_GIVEN TASK:_
Copy out every record precisely.

_MATERIAL PROVIDED:_
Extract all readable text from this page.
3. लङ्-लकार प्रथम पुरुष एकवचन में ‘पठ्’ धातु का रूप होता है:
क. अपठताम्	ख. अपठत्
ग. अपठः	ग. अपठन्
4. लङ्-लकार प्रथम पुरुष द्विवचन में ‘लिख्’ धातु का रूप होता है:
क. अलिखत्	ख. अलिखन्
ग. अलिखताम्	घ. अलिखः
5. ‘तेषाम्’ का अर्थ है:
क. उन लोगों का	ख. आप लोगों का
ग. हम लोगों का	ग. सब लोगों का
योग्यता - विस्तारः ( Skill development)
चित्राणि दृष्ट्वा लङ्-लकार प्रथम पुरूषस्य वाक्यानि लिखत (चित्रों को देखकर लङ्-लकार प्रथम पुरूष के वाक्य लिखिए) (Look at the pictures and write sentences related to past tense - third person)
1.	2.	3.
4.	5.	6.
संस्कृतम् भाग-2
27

_FINAL ANSWER:_
Extract all readable text from this page.
3. लङ्-लकार प्रथम पुरुष एकवचन में ‘पठ्’ धातु का रूप होता है:
क. अपठताम्	ख. अपठत्
ग. अपठः	ग. अपठन्
4. लङ्-लकार प्रथम पुरुष द्विवचन में ‘लिख्’ धातु का रूप होता है:
क. अलिखत्	ख. अलिखन्
ग. अलिखताम्	घ. अलिखः
5. ‘तेषाम्’ का अर्थ है:
क. उन लोगों का	ख. आप लोगों का
ग. हम लोगों का	ग. सब लोगों का
योग्यता - विस्तारः ( Skill development)
चित्राणि दृष्ट्वा लङ्-लकार प्रथम पुरूषस्य वाक्यानि लिखत (चित्रों को देखकर लङ्-लकार प्रथम पुरूष के वाक्य लिखिए) (Look at the pictures and write sentences related to past tense - third person)
1.	2.	3.
4.	5.	6.
संस्कृतम् भाग-2
27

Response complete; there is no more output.